(Collected data)
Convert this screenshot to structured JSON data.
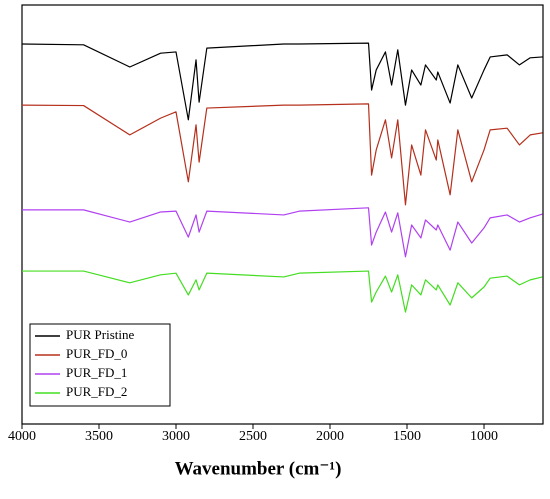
{
  "chart_data": {
    "type": "line",
    "xlabel": "Wavenumber (cm⁻¹)",
    "x": [
      4000,
      3600,
      3300,
      3100,
      3000,
      2920,
      2870,
      2850,
      2800,
      2300,
      2200,
      1750,
      1730,
      1700,
      1640,
      1600,
      1560,
      1510,
      1470,
      1410,
      1380,
      1310,
      1300,
      1220,
      1170,
      1080,
      1000,
      960,
      850,
      770,
      700,
      620
    ],
    "series": [
      {
        "name": "PUR Pristine",
        "color": "#000000",
        "values": [
          90.7,
          90.5,
          85.2,
          88.5,
          88.8,
          72.6,
          86.9,
          76.8,
          89.7,
          90.7,
          90.7,
          90.9,
          79.7,
          84.5,
          88.8,
          80.9,
          89.3,
          76.1,
          84.5,
          80.9,
          85.7,
          82.1,
          84.0,
          76.6,
          85.7,
          77.8,
          84.5,
          87.6,
          88.1,
          85.7,
          87.4,
          87.6
        ]
      },
      {
        "name": "PUR_FD_0",
        "color": "#b5301c",
        "values": [
          76.1,
          76.0,
          69.0,
          73.0,
          74.5,
          57.8,
          71.4,
          62.5,
          75.4,
          76.1,
          76.1,
          76.4,
          59.4,
          65.4,
          72.6,
          63.5,
          72.6,
          52.3,
          66.6,
          59.4,
          70.2,
          63.0,
          67.8,
          54.7,
          70.2,
          57.8,
          65.4,
          70.2,
          70.6,
          66.6,
          69.0,
          69.5
        ]
      },
      {
        "name": "PUR_FD_1",
        "color": "#b040f0",
        "values": [
          51.1,
          51.1,
          48.2,
          50.6,
          50.8,
          44.6,
          49.9,
          45.8,
          50.8,
          49.9,
          50.8,
          51.6,
          42.7,
          45.8,
          50.6,
          45.8,
          50.4,
          39.9,
          47.5,
          44.4,
          48.7,
          46.3,
          47.5,
          41.5,
          48.2,
          43.2,
          46.8,
          49.2,
          49.9,
          48.2,
          49.2,
          50.1
        ]
      },
      {
        "name": "PUR_FD_2",
        "color": "#44dd22",
        "values": [
          36.5,
          36.5,
          33.7,
          35.6,
          36.0,
          30.8,
          34.4,
          32.0,
          36.0,
          35.1,
          36.0,
          36.5,
          29.1,
          31.5,
          35.3,
          31.5,
          35.6,
          26.7,
          33.2,
          30.8,
          34.4,
          32.0,
          33.2,
          28.4,
          33.7,
          30.1,
          32.7,
          34.8,
          35.3,
          33.2,
          34.4,
          35.1
        ]
      }
    ],
    "xlim": [
      4000,
      617
    ],
    "xticks": [
      4000,
      3500,
      3000,
      2500,
      2000,
      1500,
      1000
    ],
    "ylim": [
      0,
      100
    ],
    "legend": "lower left"
  }
}
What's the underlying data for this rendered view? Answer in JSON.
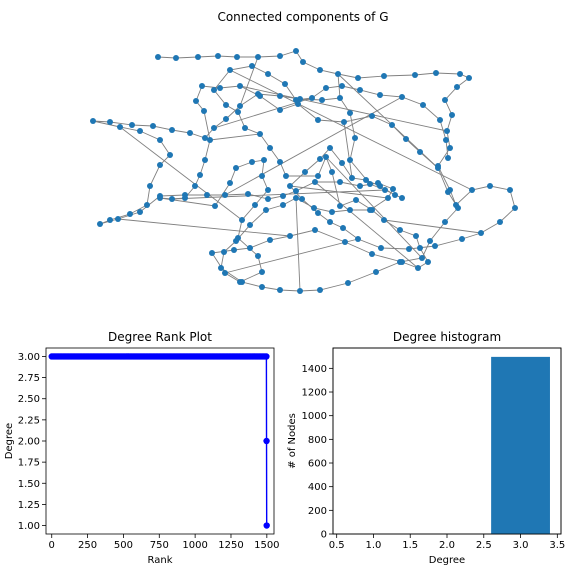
{
  "chart_data": [
    {
      "type": "network",
      "title": "Connected components of G",
      "node_color": "#1f77b4",
      "edge_color": "#808080"
    },
    {
      "type": "line",
      "title": "Degree Rank Plot",
      "xlabel": "Rank",
      "ylabel": "Degree",
      "marker": "o",
      "color": "#0000ff",
      "xlim": [
        -40,
        1550
      ],
      "ylim": [
        0.9,
        3.1
      ],
      "xticks": [
        "0",
        "250",
        "500",
        "750",
        "1000",
        "1250",
        "1500"
      ],
      "yticks": [
        "1.00",
        "1.25",
        "1.50",
        "1.75",
        "2.00",
        "2.25",
        "2.50",
        "2.75",
        "3.00"
      ],
      "points": [
        {
          "x": 0,
          "y": 3
        },
        {
          "x": 1497,
          "y": 3
        },
        {
          "x": 1498,
          "y": 2
        },
        {
          "x": 1499,
          "y": 1
        }
      ]
    },
    {
      "type": "bar",
      "title": "Degree histogram",
      "xlabel": "Degree",
      "ylabel": "# of Nodes",
      "color": "#1f77b4",
      "categories": [
        3
      ],
      "values": [
        1497
      ],
      "bar_width": 0.8,
      "xlim": [
        0.45,
        3.55
      ],
      "ylim": [
        0,
        1572
      ],
      "xticks": [
        "0.5",
        "1.0",
        "1.5",
        "2.0",
        "2.5",
        "3.0",
        "3.5"
      ],
      "yticks": [
        "0",
        "200",
        "400",
        "600",
        "800",
        "1000",
        "1200",
        "1400"
      ]
    }
  ]
}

_AIM_
Reproduce every record above exactly, omitting the pictures.

_CORRECT OUTPUT_
Convert this screenshot to structured JSON data.
{
  "chart_data": {
    "type": "line",
    "xlabel": "Wavenumber (cm⁻¹)",
    "x": [
      4000,
      3600,
      3300,
      3100,
      3000,
      2920,
      2870,
      2850,
      2800,
      2300,
      2200,
      1750,
      1730,
      1700,
      1640,
      1600,
      1560,
      1510,
      1470,
      1410,
      1380,
      1310,
      1300,
      1220,
      1170,
      1080,
      1000,
      960,
      850,
      770,
      700,
      620
    ],
    "series": [
      {
        "name": "PUR Pristine",
        "color": "#000000",
        "values": [
          90.7,
          90.5,
          85.2,
          88.5,
          88.8,
          72.6,
          86.9,
          76.8,
          89.7,
          90.7,
          90.7,
          90.9,
          79.7,
          84.5,
          88.8,
          80.9,
          89.3,
          76.1,
          84.5,
          80.9,
          85.7,
          82.1,
          84.0,
          76.6,
          85.7,
          77.8,
          84.5,
          87.6,
          88.1,
          85.7,
          87.4,
          87.6
        ]
      },
      {
        "name": "PUR_FD_0",
        "color": "#b5301c",
        "values": [
          76.1,
          76.0,
          69.0,
          73.0,
          74.5,
          57.8,
          71.4,
          62.5,
          75.4,
          76.1,
          76.1,
          76.4,
          59.4,
          65.4,
          72.6,
          63.5,
          72.6,
          52.3,
          66.6,
          59.4,
          70.2,
          63.0,
          67.8,
          54.7,
          70.2,
          57.8,
          65.4,
          70.2,
          70.6,
          66.6,
          69.0,
          69.5
        ]
      },
      {
        "name": "PUR_FD_1",
        "color": "#b040f0",
        "values": [
          51.1,
          51.1,
          48.2,
          50.6,
          50.8,
          44.6,
          49.9,
          45.8,
          50.8,
          49.9,
          50.8,
          51.6,
          42.7,
          45.8,
          50.6,
          45.8,
          50.4,
          39.9,
          47.5,
          44.4,
          48.7,
          46.3,
          47.5,
          41.5,
          48.2,
          43.2,
          46.8,
          49.2,
          49.9,
          48.2,
          49.2,
          50.1
        ]
      },
      {
        "name": "PUR_FD_2",
        "color": "#44dd22",
        "values": [
          36.5,
          36.5,
          33.7,
          35.6,
          36.0,
          30.8,
          34.4,
          32.0,
          36.0,
          35.1,
          36.0,
          36.5,
          29.1,
          31.5,
          35.3,
          31.5,
          35.6,
          26.7,
          33.2,
          30.8,
          34.4,
          32.0,
          33.2,
          28.4,
          33.7,
          30.1,
          32.7,
          34.8,
          35.3,
          33.2,
          34.4,
          35.1
        ]
      }
    ],
    "xlim": [
      4000,
      617
    ],
    "xticks": [
      4000,
      3500,
      3000,
      2500,
      2000,
      1500,
      1000
    ],
    "ylim": [
      0,
      100
    ],
    "legend": "lower left"
  }
}
What's the underlying data for this rendered view? Answer in JSON.
{
  "chart_data": [
    {
      "type": "network",
      "title": "Connected components of G",
      "node_color": "#1f77b4",
      "edge_color": "#808080"
    },
    {
      "type": "line",
      "title": "Degree Rank Plot",
      "xlabel": "Rank",
      "ylabel": "Degree",
      "marker": "o",
      "color": "#0000ff",
      "xlim": [
        -40,
        1550
      ],
      "ylim": [
        0.9,
        3.1
      ],
      "xticks": [
        "0",
        "250",
        "500",
        "750",
        "1000",
        "1250",
        "1500"
      ],
      "yticks": [
        "1.00",
        "1.25",
        "1.50",
        "1.75",
        "2.00",
        "2.25",
        "2.50",
        "2.75",
        "3.00"
      ],
      "points": [
        {
          "x": 0,
          "y": 3
        },
        {
          "x": 1497,
          "y": 3
        },
        {
          "x": 1498,
          "y": 2
        },
        {
          "x": 1499,
          "y": 1
        }
      ]
    },
    {
      "type": "bar",
      "title": "Degree histogram",
      "xlabel": "Degree",
      "ylabel": "# of Nodes",
      "color": "#1f77b4",
      "categories": [
        3
      ],
      "values": [
        1497
      ],
      "bar_width": 0.8,
      "xlim": [
        0.45,
        3.55
      ],
      "ylim": [
        0,
        1572
      ],
      "xticks": [
        "0.5",
        "1.0",
        "1.5",
        "2.0",
        "2.5",
        "3.0",
        "3.5"
      ],
      "yticks": [
        "0",
        "200",
        "400",
        "600",
        "800",
        "1000",
        "1200",
        "1400"
      ]
    }
  ]
}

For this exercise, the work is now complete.